> SET TASK: Determine the count of lines holding "JSON" and give that count alone.

* START PROVIDED DATA *

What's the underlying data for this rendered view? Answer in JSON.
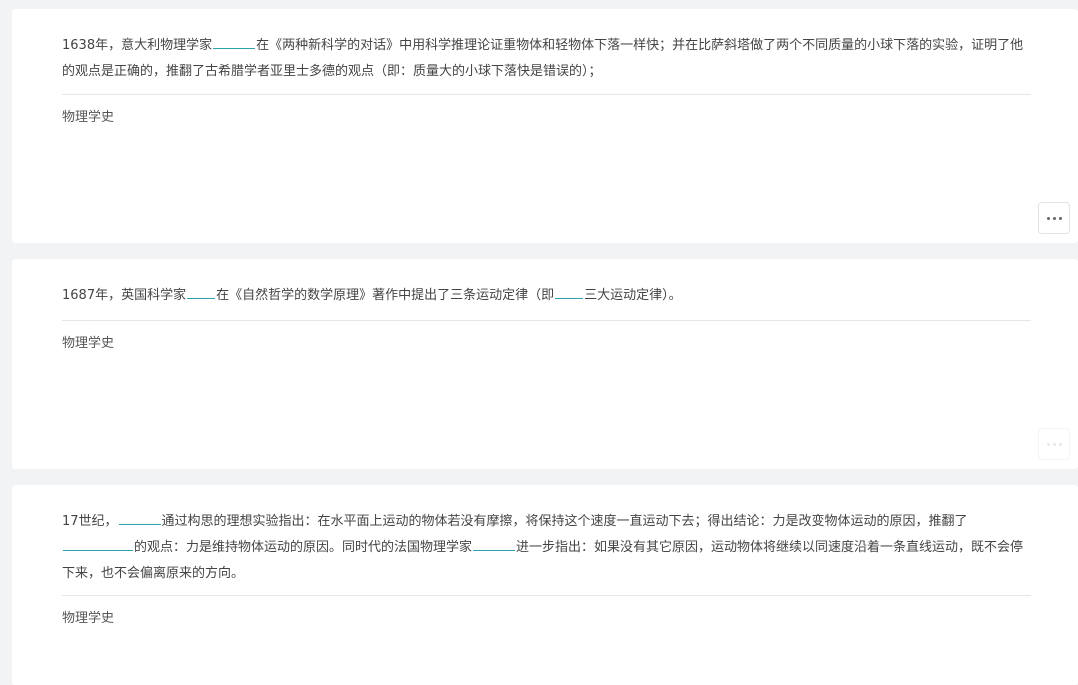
{
  "questions": [
    {
      "segments": [
        {
          "t": "1638年，意大利物理学家"
        },
        {
          "blank": 42
        },
        {
          "t": "在《两种新科学的对话》中用科学推理论证重物体和轻物体下落一样快；并在比萨斜塔做了两个不同质量的小球下落的实验，证明了他的观点是正确的，推翻了古希腊学者亚里士多德的观点（即：质量大的小球下落快是错误的）；"
        }
      ],
      "tag": "物理学史",
      "more_icon": "more-horizontal-icon"
    },
    {
      "segments": [
        {
          "t": "1687年，英国科学家"
        },
        {
          "blank": 28
        },
        {
          "t": "在《自然哲学的数学原理》著作中提出了三条运动定律（即"
        },
        {
          "blank": 28
        },
        {
          "t": "三大运动定律）。"
        }
      ],
      "tag": "物理学史",
      "more_icon": "more-horizontal-icon"
    },
    {
      "segments": [
        {
          "t": "17世纪，"
        },
        {
          "blank": 42
        },
        {
          "t": "通过构思的理想实验指出：在水平面上运动的物体若没有摩擦，将保持这个速度一直运动下去；得出结论：力是改变物体运动的原因，推翻了"
        },
        {
          "blank": 70
        },
        {
          "t": "的观点：力是维持物体运动的原因。同时代的法国物理学家"
        },
        {
          "blank": 42
        },
        {
          "t": "进一步指出：如果没有其它原因，运动物体将继续以同速度沿着一条直线运动，既不会停下来，也不会偏离原来的方向。"
        }
      ],
      "tag": "物理学史"
    }
  ]
}
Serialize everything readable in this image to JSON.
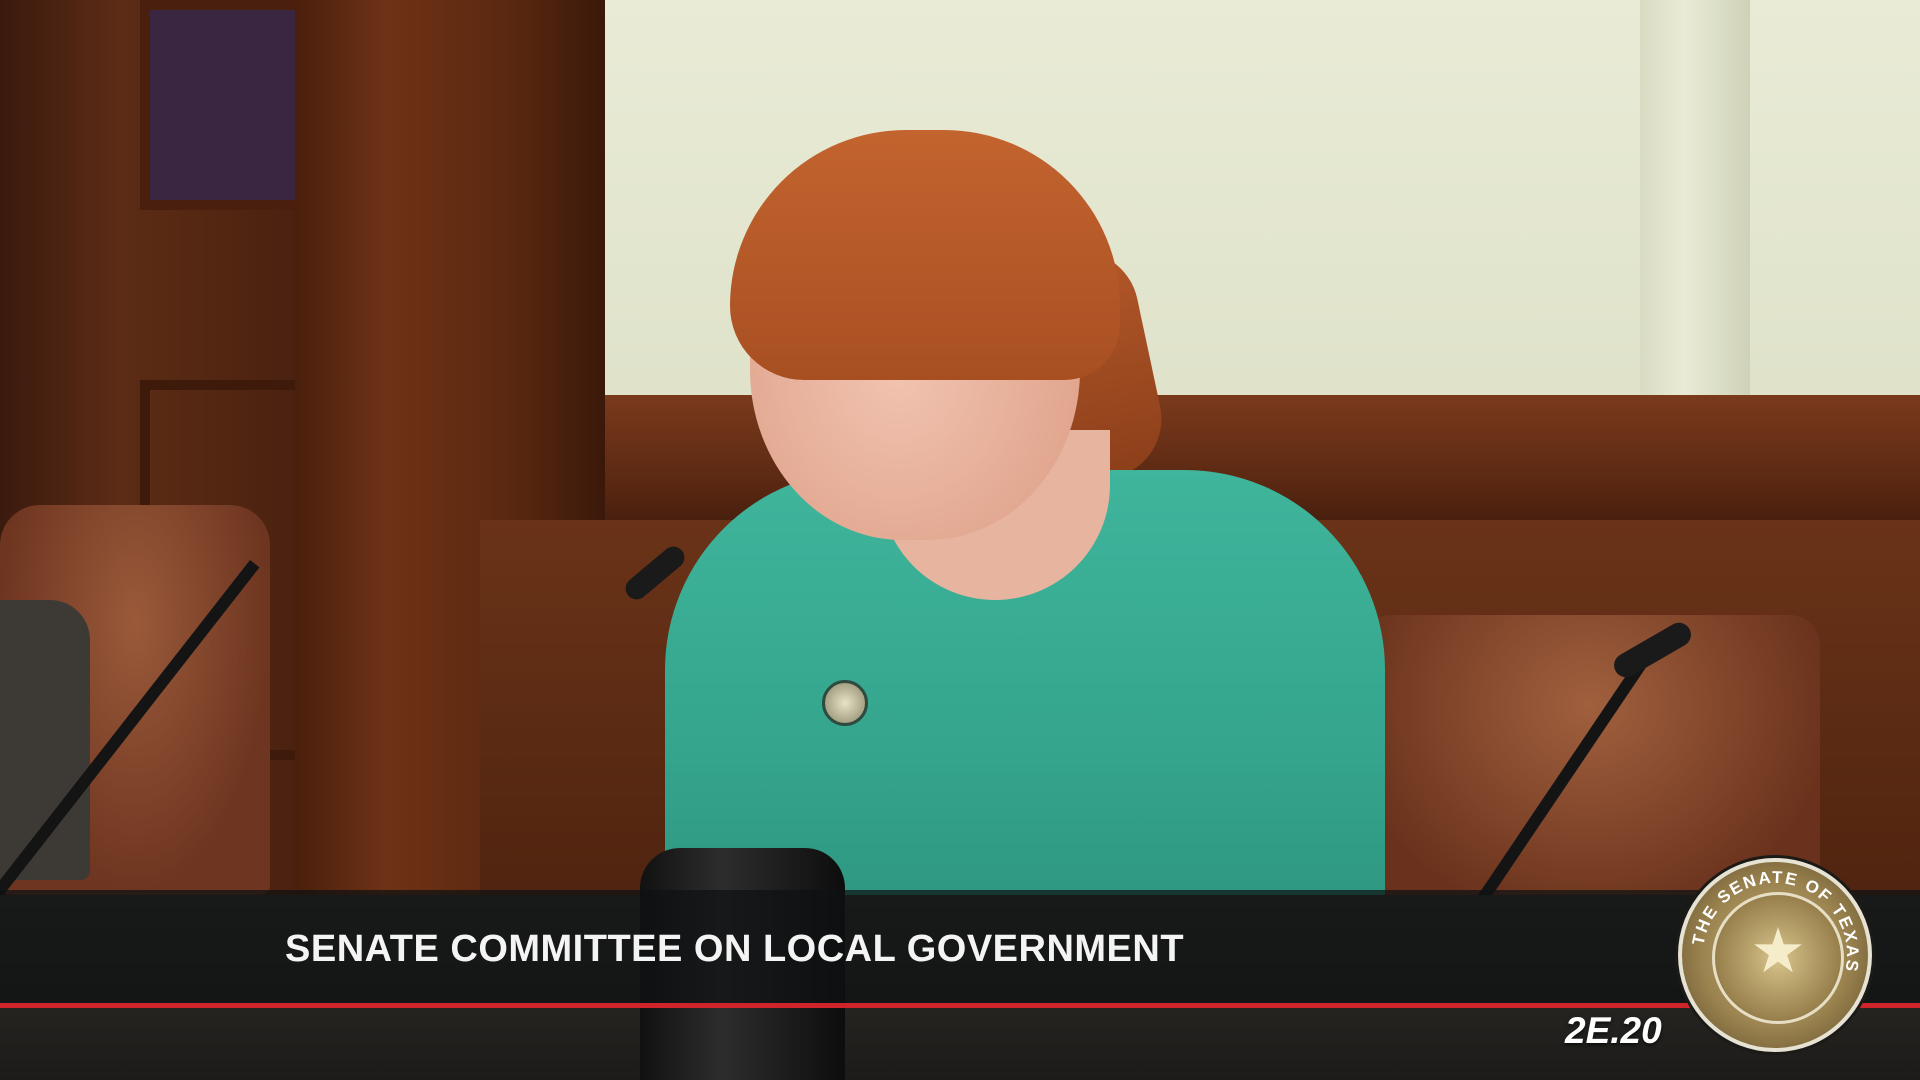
{
  "broadcast": {
    "title": "SENATE COMMITTEE ON LOCAL GOVERNMENT",
    "room_code": "2E.20",
    "seal_text": "THE SENATE OF TEXAS",
    "accent_color": "#d0242b"
  },
  "icons": {
    "seal": "senate-seal-icon",
    "star": "star-icon"
  }
}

* END PROVIDED DATA *

> RESULT OF THE TASK: 2